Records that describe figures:
----------------------------------------

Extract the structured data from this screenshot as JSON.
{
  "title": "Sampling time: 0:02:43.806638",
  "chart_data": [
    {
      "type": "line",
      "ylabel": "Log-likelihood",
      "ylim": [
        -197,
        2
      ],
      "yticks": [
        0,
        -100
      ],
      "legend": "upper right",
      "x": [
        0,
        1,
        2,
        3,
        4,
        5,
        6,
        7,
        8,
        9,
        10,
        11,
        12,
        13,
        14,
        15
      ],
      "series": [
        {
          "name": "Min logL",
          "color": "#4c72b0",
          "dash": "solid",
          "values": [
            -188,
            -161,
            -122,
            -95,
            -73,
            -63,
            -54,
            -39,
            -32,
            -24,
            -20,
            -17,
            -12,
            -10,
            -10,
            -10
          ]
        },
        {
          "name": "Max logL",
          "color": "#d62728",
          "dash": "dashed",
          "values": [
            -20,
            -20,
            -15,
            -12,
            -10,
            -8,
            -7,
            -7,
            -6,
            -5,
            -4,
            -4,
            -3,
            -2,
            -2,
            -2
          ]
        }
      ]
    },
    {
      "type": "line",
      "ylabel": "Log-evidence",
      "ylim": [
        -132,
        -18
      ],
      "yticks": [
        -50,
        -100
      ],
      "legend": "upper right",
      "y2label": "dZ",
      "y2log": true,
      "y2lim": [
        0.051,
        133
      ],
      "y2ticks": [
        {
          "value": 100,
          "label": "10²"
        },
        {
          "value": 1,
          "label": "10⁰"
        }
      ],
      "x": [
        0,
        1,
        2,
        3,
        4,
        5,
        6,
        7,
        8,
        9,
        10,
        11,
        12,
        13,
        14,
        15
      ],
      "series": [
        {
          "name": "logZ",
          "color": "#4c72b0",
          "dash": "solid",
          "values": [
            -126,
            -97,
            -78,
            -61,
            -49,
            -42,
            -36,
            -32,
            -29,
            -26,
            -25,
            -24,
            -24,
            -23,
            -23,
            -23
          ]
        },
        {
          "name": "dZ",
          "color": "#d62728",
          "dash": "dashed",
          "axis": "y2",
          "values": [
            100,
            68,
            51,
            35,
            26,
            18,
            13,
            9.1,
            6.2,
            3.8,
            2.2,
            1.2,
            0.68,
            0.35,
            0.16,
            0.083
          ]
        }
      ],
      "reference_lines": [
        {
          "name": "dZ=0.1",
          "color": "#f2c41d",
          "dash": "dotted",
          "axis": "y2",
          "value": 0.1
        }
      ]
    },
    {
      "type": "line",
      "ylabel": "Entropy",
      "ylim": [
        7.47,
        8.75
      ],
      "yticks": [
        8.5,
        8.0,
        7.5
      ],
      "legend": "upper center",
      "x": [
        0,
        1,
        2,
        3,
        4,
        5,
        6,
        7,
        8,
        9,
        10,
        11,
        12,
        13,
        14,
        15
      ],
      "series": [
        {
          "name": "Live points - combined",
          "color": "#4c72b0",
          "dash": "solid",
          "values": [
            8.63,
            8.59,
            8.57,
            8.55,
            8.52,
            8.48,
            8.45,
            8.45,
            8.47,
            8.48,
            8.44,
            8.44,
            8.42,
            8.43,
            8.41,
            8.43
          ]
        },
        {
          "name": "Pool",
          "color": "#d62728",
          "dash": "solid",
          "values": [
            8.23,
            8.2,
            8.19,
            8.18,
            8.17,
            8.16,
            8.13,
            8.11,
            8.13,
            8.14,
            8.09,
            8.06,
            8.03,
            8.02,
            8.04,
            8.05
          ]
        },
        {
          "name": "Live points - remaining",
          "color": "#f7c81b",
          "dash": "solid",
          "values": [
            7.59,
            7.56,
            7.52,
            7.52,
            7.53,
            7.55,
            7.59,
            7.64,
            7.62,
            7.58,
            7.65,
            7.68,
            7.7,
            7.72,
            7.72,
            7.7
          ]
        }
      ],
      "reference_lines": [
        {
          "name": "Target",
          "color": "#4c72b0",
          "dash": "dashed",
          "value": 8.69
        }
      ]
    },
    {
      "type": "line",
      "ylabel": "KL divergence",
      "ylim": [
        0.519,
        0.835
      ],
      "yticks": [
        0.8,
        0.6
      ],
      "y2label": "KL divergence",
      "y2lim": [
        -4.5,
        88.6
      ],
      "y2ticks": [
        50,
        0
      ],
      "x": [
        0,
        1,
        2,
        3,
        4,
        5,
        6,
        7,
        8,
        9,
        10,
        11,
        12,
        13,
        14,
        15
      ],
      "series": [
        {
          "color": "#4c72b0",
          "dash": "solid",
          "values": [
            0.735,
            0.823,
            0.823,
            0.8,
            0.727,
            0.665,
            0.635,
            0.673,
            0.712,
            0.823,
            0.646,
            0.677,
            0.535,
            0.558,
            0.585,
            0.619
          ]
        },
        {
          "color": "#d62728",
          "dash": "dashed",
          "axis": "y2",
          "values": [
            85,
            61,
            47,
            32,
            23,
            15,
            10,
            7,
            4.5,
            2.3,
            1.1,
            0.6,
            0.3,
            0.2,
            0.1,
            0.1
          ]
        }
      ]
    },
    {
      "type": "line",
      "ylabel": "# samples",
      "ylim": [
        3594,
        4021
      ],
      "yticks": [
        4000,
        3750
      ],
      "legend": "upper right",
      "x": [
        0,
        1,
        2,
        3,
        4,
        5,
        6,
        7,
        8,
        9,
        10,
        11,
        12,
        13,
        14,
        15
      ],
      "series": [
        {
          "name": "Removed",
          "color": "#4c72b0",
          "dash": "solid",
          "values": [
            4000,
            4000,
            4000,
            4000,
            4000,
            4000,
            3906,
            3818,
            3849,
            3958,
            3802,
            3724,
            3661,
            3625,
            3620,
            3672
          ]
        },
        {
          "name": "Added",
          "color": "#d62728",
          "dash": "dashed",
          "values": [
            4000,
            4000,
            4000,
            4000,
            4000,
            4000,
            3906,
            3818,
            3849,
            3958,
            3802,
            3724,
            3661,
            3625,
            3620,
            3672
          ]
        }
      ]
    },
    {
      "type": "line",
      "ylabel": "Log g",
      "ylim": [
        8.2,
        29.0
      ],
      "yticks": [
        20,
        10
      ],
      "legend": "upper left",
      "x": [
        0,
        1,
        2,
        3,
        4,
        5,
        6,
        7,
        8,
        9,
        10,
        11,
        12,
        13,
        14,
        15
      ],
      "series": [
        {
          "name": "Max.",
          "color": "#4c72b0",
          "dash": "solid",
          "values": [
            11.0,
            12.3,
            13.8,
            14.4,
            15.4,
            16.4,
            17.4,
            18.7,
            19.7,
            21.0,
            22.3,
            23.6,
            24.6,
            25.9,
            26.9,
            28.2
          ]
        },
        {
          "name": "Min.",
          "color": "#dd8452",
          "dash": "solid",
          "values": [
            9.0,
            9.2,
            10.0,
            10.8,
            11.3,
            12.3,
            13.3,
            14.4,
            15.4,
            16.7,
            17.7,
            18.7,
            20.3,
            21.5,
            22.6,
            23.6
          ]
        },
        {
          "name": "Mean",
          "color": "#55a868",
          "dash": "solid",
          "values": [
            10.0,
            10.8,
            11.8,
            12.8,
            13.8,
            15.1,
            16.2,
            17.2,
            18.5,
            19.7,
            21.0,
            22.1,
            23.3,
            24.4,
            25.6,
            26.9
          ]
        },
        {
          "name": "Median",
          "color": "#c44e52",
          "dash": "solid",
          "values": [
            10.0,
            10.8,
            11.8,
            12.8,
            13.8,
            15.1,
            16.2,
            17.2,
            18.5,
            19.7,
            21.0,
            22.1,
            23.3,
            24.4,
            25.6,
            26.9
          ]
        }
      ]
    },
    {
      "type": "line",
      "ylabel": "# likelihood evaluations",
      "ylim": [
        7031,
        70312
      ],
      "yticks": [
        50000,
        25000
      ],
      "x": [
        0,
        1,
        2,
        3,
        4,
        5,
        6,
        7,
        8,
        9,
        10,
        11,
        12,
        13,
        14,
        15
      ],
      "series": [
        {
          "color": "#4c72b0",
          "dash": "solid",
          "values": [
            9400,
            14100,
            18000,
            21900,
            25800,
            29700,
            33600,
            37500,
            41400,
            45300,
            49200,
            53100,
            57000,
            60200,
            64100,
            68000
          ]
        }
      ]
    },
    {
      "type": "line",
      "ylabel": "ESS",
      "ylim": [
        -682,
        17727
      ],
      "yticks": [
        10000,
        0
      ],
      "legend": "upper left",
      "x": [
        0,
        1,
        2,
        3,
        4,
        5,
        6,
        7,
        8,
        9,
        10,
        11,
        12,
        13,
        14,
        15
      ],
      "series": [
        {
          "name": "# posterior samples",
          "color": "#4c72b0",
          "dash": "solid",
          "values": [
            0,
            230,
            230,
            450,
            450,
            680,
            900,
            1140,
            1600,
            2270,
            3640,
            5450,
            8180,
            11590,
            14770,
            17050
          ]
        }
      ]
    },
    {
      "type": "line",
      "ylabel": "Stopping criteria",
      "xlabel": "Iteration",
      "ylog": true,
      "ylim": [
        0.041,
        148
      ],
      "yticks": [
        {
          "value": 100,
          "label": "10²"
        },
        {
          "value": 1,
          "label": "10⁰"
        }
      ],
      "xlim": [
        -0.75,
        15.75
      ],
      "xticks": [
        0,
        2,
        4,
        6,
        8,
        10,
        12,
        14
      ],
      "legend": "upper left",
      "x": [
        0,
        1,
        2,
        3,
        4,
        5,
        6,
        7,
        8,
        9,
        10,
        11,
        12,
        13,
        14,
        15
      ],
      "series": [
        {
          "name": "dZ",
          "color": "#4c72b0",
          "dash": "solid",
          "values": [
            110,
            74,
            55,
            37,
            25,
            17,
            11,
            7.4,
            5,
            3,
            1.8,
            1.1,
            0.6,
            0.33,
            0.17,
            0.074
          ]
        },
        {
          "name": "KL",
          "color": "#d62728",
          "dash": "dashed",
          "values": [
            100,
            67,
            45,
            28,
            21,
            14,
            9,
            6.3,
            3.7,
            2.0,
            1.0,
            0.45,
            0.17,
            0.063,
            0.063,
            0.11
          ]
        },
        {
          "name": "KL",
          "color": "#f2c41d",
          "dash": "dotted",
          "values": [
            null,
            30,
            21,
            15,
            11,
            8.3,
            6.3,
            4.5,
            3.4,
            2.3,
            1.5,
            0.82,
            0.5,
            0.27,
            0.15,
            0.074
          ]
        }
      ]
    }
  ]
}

----------------------------------------

_Given request_: Copy out each line in the preceding records that contains "ylabel".

_Exercise result_:
      "ylabel": "Log-likelihood",
      "ylabel": "Log-evidence",
      "ylabel": "Entropy",
      "ylabel": "KL divergence",
      "ylabel": "# samples",
      "ylabel": "Log g",
      "ylabel": "# likelihood evaluations",
      "ylabel": "ESS",
      "ylabel": "Stopping criteria",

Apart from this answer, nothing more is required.